[Part of a data file]
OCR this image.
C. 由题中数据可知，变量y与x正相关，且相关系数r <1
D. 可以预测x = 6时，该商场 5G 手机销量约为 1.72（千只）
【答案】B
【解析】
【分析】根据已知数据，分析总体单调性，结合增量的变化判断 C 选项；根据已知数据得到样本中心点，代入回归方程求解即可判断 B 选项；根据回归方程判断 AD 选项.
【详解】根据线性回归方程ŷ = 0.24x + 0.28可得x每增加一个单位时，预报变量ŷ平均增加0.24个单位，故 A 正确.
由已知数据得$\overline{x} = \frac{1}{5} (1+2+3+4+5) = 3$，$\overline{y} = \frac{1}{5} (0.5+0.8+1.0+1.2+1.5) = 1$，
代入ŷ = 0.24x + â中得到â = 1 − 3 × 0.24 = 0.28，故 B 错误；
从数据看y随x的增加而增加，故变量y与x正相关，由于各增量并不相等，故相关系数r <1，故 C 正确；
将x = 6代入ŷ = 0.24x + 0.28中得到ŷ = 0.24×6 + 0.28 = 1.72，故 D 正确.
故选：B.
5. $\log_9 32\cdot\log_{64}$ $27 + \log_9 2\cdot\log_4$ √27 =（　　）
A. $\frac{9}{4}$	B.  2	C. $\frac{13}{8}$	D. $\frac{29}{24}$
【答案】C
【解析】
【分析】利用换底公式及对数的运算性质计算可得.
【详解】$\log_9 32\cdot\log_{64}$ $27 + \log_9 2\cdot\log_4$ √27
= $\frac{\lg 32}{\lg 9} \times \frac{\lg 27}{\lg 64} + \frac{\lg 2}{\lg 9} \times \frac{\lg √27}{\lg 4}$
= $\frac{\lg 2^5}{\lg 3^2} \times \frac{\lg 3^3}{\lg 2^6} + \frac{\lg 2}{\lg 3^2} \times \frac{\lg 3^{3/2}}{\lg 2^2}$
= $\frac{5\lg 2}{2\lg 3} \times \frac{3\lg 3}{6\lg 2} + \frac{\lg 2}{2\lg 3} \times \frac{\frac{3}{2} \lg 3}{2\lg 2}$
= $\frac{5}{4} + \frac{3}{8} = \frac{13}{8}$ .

◆ GIVEN INSTRUCTION
Repeat every entry exactly, please.

◆ SOLVED EXERCISE
OCR this image.
C. 由题中数据可知，变量y与x正相关，且相关系数r <1
D. 可以预测x = 6时，该商场 5G 手机销量约为 1.72（千只）
【答案】B
【解析】
【分析】根据已知数据，分析总体单调性，结合增量的变化判断 C 选项；根据已知数据得到样本中心点，代入回归方程求解即可判断 B 选项；根据回归方程判断 AD 选项.
【详解】根据线性回归方程ŷ = 0.24x + 0.28可得x每增加一个单位时，预报变量ŷ平均增加0.24个单位，故 A 正确.
由已知数据得$\overline{x} = \frac{1}{5} (1+2+3+4+5) = 3$，$\overline{y} = \frac{1}{5} (0.5+0.8+1.0+1.2+1.5) = 1$，
代入ŷ = 0.24x + â中得到â = 1 − 3 × 0.24 = 0.28，故 B 错误；
从数据看y随x的增加而增加，故变量y与x正相关，由于各增量并不相等，故相关系数r <1，故 C 正确；
将x = 6代入ŷ = 0.24x + 0.28中得到ŷ = 0.24×6 + 0.28 = 1.72，故 D 正确.
故选：B.
5. $\log_9 32\cdot\log_{64}$ $27 + \log_9 2\cdot\log_4$ √27 =（　　）
A. $\frac{9}{4}$	B.  2	C. $\frac{13}{8}$	D. $\frac{29}{24}$
【答案】C
【解析】
【分析】利用换底公式及对数的运算性质计算可得.
【详解】$\log_9 32\cdot\log_{64}$ $27 + \log_9 2\cdot\log_4$ √27
= $\frac{\lg 32}{\lg 9} \times \frac{\lg 27}{\lg 64} + \frac{\lg 2}{\lg 9} \times \frac{\lg √27}{\lg 4}$
= $\frac{\lg 2^5}{\lg 3^2} \times \frac{\lg 3^3}{\lg 2^6} + \frac{\lg 2}{\lg 3^2} \times \frac{\lg 3^{3/2}}{\lg 2^2}$
= $\frac{5\lg 2}{2\lg 3} \times \frac{3\lg 3}{6\lg 2} + \frac{\lg 2}{2\lg 3} \times \frac{\frac{3}{2} \lg 3}{2\lg 2}$
= $\frac{5}{4} + \frac{3}{8} = \frac{13}{8}$ .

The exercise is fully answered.